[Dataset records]
=-=-=-=-=
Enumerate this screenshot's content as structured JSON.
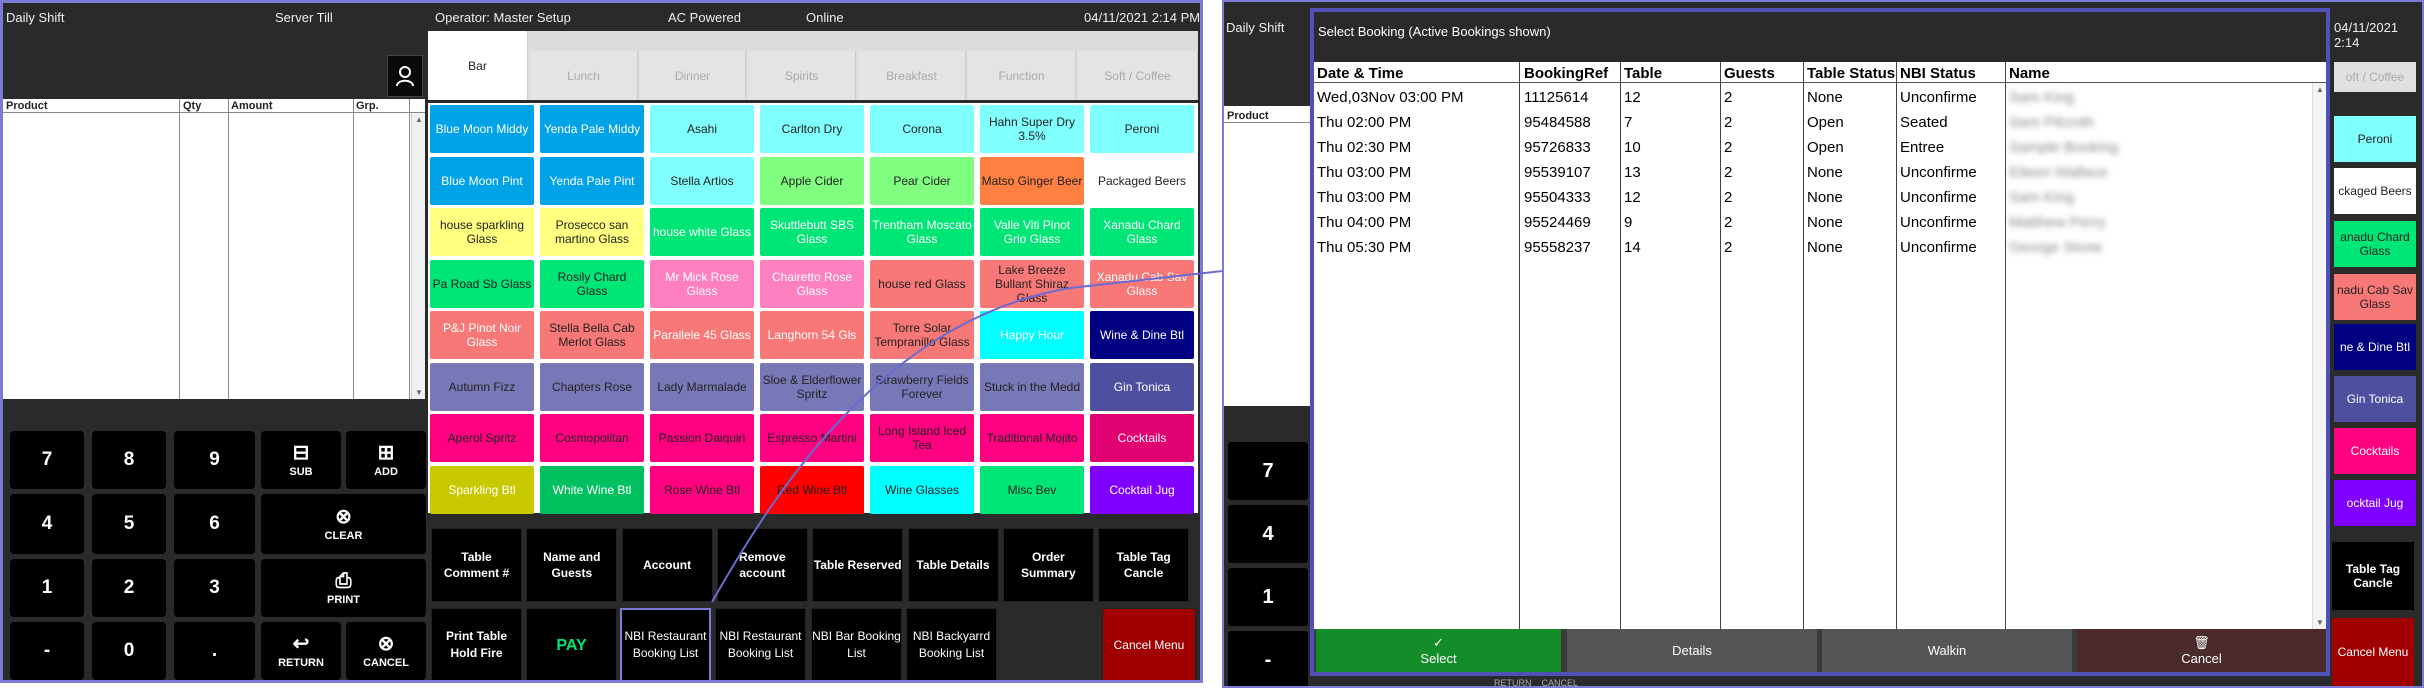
{
  "topbar": {
    "shift": "Daily Shift",
    "till": "Server Till",
    "operator": "Operator: Master Setup",
    "power": "AC Powered",
    "status": "Online",
    "datetime": "04/11/2021 2:14 PM"
  },
  "product_grid": {
    "columns": [
      "Product",
      "Qty",
      "Amount",
      "Grp."
    ]
  },
  "keypad": {
    "keys": [
      "7",
      "8",
      "9",
      "4",
      "5",
      "6",
      "1",
      "2",
      "3",
      "-",
      "0",
      "."
    ],
    "sub": "SUB",
    "add": "ADD",
    "clear": "CLEAR",
    "print": "PRINT",
    "return": "RETURN",
    "cancel": "CANCEL"
  },
  "tabs": [
    "Bar",
    "Lunch",
    "Dinner",
    "Spirits",
    "Breakfast",
    "Function",
    "Soft / Coffee"
  ],
  "items": [
    {
      "label": "Blue Moon Middy",
      "bg": "#00a2e8",
      "fg": "#fff"
    },
    {
      "label": "Yenda Pale Middy",
      "bg": "#00a2e8",
      "fg": "#fff"
    },
    {
      "label": "Asahi",
      "bg": "#80ffff",
      "fg": "#222"
    },
    {
      "label": "Carlton Dry",
      "bg": "#80ffff",
      "fg": "#222"
    },
    {
      "label": "Corona",
      "bg": "#80ffff",
      "fg": "#222"
    },
    {
      "label": "Hahn Super Dry 3.5%",
      "bg": "#80ffff",
      "fg": "#222"
    },
    {
      "label": "Peroni",
      "bg": "#80ffff",
      "fg": "#222"
    },
    {
      "label": "Blue Moon Pint",
      "bg": "#00a2e8",
      "fg": "#fff"
    },
    {
      "label": "Yenda Pale Pint",
      "bg": "#00a2e8",
      "fg": "#fff"
    },
    {
      "label": "Stella Artios",
      "bg": "#80ffff",
      "fg": "#222"
    },
    {
      "label": "Apple Cider",
      "bg": "#80ff80",
      "fg": "#222"
    },
    {
      "label": "Pear Cider",
      "bg": "#80ff80",
      "fg": "#222"
    },
    {
      "label": "Matso Ginger Beer",
      "bg": "#ff8040",
      "fg": "#222"
    },
    {
      "label": "Packaged Beers",
      "bg": "#fff",
      "fg": "#222"
    },
    {
      "label": "house sparkling Glass",
      "bg": "#ffff80",
      "fg": "#222"
    },
    {
      "label": "Prosecco san martino Glass",
      "bg": "#ffff80",
      "fg": "#222"
    },
    {
      "label": "house white Glass",
      "bg": "#00e676",
      "fg": "#fff"
    },
    {
      "label": "Skuttlebutt SBS Glass",
      "bg": "#00e676",
      "fg": "#fff"
    },
    {
      "label": "Trentham Moscato Glass",
      "bg": "#00e676",
      "fg": "#fff"
    },
    {
      "label": "Valle Viti Pinot Grio Glass",
      "bg": "#00e676",
      "fg": "#fff"
    },
    {
      "label": "Xanadu Chard Glass",
      "bg": "#00e676",
      "fg": "#fff"
    },
    {
      "label": "Pa Road Sb Glass",
      "bg": "#00e676",
      "fg": "#222"
    },
    {
      "label": "Rosily Chard Glass",
      "bg": "#00e676",
      "fg": "#222"
    },
    {
      "label": "Mr Mick Rose Glass",
      "bg": "#ff80c0",
      "fg": "#fff"
    },
    {
      "label": "Chairetto Rose Glass",
      "bg": "#ff80c0",
      "fg": "#fff"
    },
    {
      "label": "house red Glass",
      "bg": "#f87878",
      "fg": "#222"
    },
    {
      "label": "Lake Breeze Bullant Shiraz Glass",
      "bg": "#f87878",
      "fg": "#222"
    },
    {
      "label": "Xanadu Cab Sav Glass",
      "bg": "#f87878",
      "fg": "#fff"
    },
    {
      "label": "P&J Pinot Noir Glass",
      "bg": "#f87878",
      "fg": "#fff"
    },
    {
      "label": "Stella Bella Cab Merlot Glass",
      "bg": "#f87878",
      "fg": "#222"
    },
    {
      "label": "Parallele 45 Glass",
      "bg": "#f87878",
      "fg": "#fff"
    },
    {
      "label": "Langhorn 54 Gls",
      "bg": "#f87878",
      "fg": "#fff"
    },
    {
      "label": "Torre Solar Tempranillo Glass",
      "bg": "#f87878",
      "fg": "#222"
    },
    {
      "label": "Happy Hour",
      "bg": "#00ffff",
      "fg": "#fff"
    },
    {
      "label": "Wine & Dine Btl",
      "bg": "#000080",
      "fg": "#fff"
    },
    {
      "label": "Autumn Fizz",
      "bg": "#7878b8",
      "fg": "#222"
    },
    {
      "label": "Chapters Rose",
      "bg": "#7878b8",
      "fg": "#222"
    },
    {
      "label": "Lady Marmalade",
      "bg": "#7878b8",
      "fg": "#222"
    },
    {
      "label": "Sloe & Elderflower Spritz",
      "bg": "#7878b8",
      "fg": "#222"
    },
    {
      "label": "Strawberry Fields Forever",
      "bg": "#7878b8",
      "fg": "#222"
    },
    {
      "label": "Stuck in the Medd",
      "bg": "#7878b8",
      "fg": "#222"
    },
    {
      "label": "Gin Tonica",
      "bg": "#4f4fa0",
      "fg": "#fff"
    },
    {
      "label": "Aperol Spritz",
      "bg": "#ff0080",
      "fg": "#222"
    },
    {
      "label": "Cosmopolitan",
      "bg": "#ff0080",
      "fg": "#222"
    },
    {
      "label": "Passion Daiquiri",
      "bg": "#ff0080",
      "fg": "#222"
    },
    {
      "label": "Espresso Martini",
      "bg": "#ff0080",
      "fg": "#222"
    },
    {
      "label": "Long Island Iced Tea",
      "bg": "#ff0080",
      "fg": "#222"
    },
    {
      "label": "Traditional Mojito",
      "bg": "#ff0080",
      "fg": "#222"
    },
    {
      "label": "Cocktails",
      "bg": "#e00070",
      "fg": "#fff"
    },
    {
      "label": "Sparkling Btl",
      "bg": "#c8c800",
      "fg": "#fff"
    },
    {
      "label": "White Wine Btl",
      "bg": "#00c060",
      "fg": "#fff"
    },
    {
      "label": "Rose Wine Btl",
      "bg": "#ff0080",
      "fg": "#222"
    },
    {
      "label": "Red Wine Btl",
      "bg": "#ff0000",
      "fg": "#222"
    },
    {
      "label": "Wine Glasses",
      "bg": "#00ffff",
      "fg": "#222"
    },
    {
      "label": "Misc Bev",
      "bg": "#00e676",
      "fg": "#222"
    },
    {
      "label": "Cocktail Jug",
      "bg": "#8000ff",
      "fg": "#fff"
    }
  ],
  "function_keys": [
    "Table Comment #",
    "Name and Guests",
    "Account",
    "Remove account",
    "Table Reserved",
    "Table Details",
    "Order Summary",
    "Table Tag Cancle"
  ],
  "bottom_keys": {
    "print_hold": "Print Table Hold Fire",
    "pay": "PAY",
    "nbi1": "NBI Restaurant Booking List",
    "nbi2": "NBI Restaurant Booking List",
    "nbi_bar": "NBI Bar Booking List",
    "nbi_back": "NBI Backyarrd Booking List",
    "cancel_menu": "Cancel Menu"
  },
  "right_panel": {
    "shift": "Daily Shift",
    "datetime": "04/11/2021 2:14",
    "product": "Product",
    "side_items": [
      "oft / Coffee",
      "Peroni",
      "ckaged Beers",
      "anadu Chard Glass",
      "nadu Cab Sav Glass",
      "ne & Dine Btl",
      "Gin Tonica",
      "Cocktails",
      "ocktail Jug"
    ],
    "keys": [
      "7",
      "4",
      "1",
      "-"
    ],
    "tag_cancel": "Table Tag Cancle",
    "cancel_menu": "Cancel Menu",
    "bottom_text": "RETURN    CANCEL"
  },
  "dialog": {
    "title": "Select Booking  (Active Bookings shown)",
    "columns": [
      "Date & Time",
      "BookingRef",
      "Table",
      "Guests",
      "Table Status",
      "NBI Status",
      "Name"
    ],
    "rows": [
      {
        "dt": "Wed,03Nov 03:00 PM",
        "ref": "11125614",
        "table": "12",
        "guests": "2",
        "tstatus": "None",
        "nbi": "Unconfirme",
        "name": "Sam King"
      },
      {
        "dt": "Thu 02:00 PM",
        "ref": "95484588",
        "table": "7",
        "guests": "2",
        "tstatus": "Open",
        "nbi": "Seated",
        "name": "Sam Pilcroth"
      },
      {
        "dt": "Thu 02:30 PM",
        "ref": "95726833",
        "table": "10",
        "guests": "2",
        "tstatus": "Open",
        "nbi": "Entree",
        "name": "Sample Booking"
      },
      {
        "dt": "Thu 03:00 PM",
        "ref": "95539107",
        "table": "13",
        "guests": "2",
        "tstatus": "None",
        "nbi": "Unconfirme",
        "name": "Eileen Wallace"
      },
      {
        "dt": "Thu 03:00 PM",
        "ref": "95504333",
        "table": "12",
        "guests": "2",
        "tstatus": "None",
        "nbi": "Unconfirme",
        "name": "Sam King"
      },
      {
        "dt": "Thu 04:00 PM",
        "ref": "95524469",
        "table": "9",
        "guests": "2",
        "tstatus": "None",
        "nbi": "Unconfirme",
        "name": "Matthew Perry"
      },
      {
        "dt": "Thu 05:30 PM",
        "ref": "95558237",
        "table": "14",
        "guests": "2",
        "tstatus": "None",
        "nbi": "Unconfirme",
        "name": "George Stone"
      }
    ],
    "buttons": {
      "select": "Select",
      "details": "Details",
      "walkin": "Walkin",
      "cancel": "Cancel"
    }
  }
}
=-=-=-=-=
TASK DETAILS
Select every line of the records holding the string "Pale".

RESULT
      "label": "Yenda Pale Middy",
      "label": "Yenda Pale Pint",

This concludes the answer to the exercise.